Saved entries:
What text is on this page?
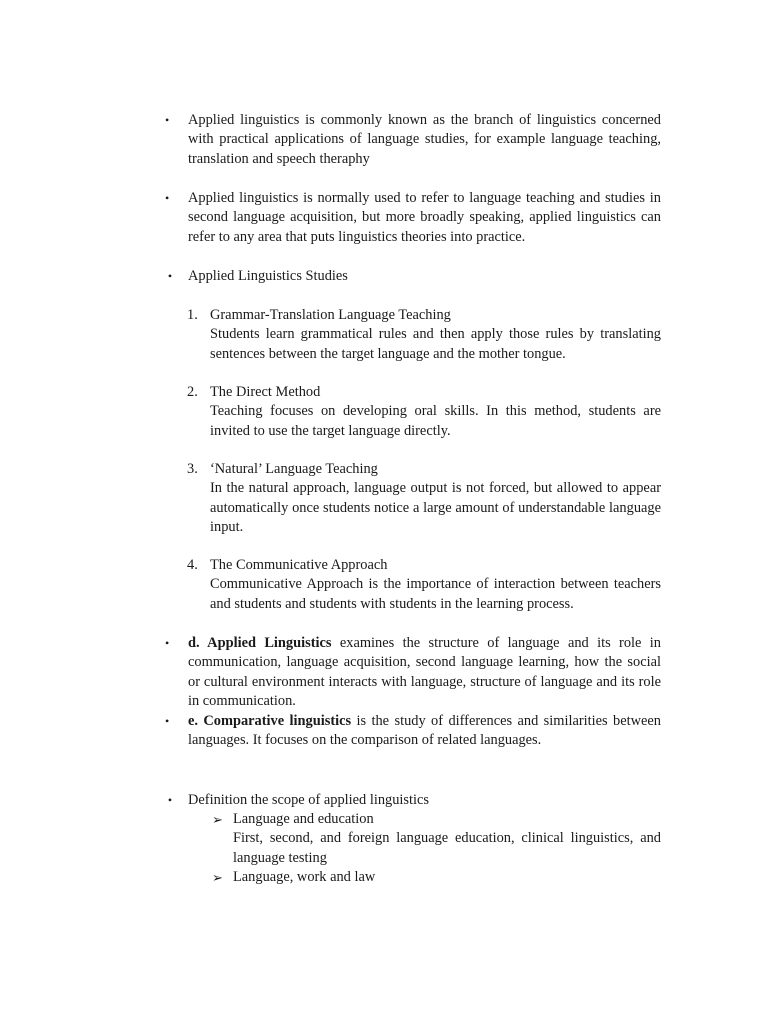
•	Applied linguistics is commonly known as the branch of linguistics concerned with practical applications of language studies, for example language teaching, translation and speech theraphy
•	Applied linguistics is normally used to refer to language teaching and studies in second language acquisition, but more broadly speaking, applied linguistics can refer to any area that puts linguistics theories into practice.
• Applied Linguistics Studies
1. Grammar-Translation Language Teaching
Students learn grammatical rules and then apply those rules by translating sentences between the target language and the mother tongue.
2. The Direct Method
Teaching focuses on developing oral skills. In this method, students are invited to use the target language directly.
3. ‘Natural’ Language Teaching
In the natural approach, language output is not forced, but allowed to appear automatically once students notice a large amount of understandable language input.
4. The Communicative Approach
Communicative Approach is the importance of interaction between teachers and students and students with students in the learning process.
•	d. Applied Linguistics examines the structure of language and its role in communication, language acquisition, second language learning, how the social or cultural environment interacts with language, structure of language and its role in communication.
•	e. Comparative linguistics is the study of differences and similarities between languages. It focuses on the comparison of related languages.
• Definition the scope of applied linguistics
➢ Language and education
First, second, and foreign language education, clinical linguistics, and language testing
➢ Language, work and law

### Exercise instructions
Return each line where "Communicative" shows up.

### Exercise result
4. The Communicative Approach
Communicative Approach is the importance of interaction between teachers and students and students with students in the learning process.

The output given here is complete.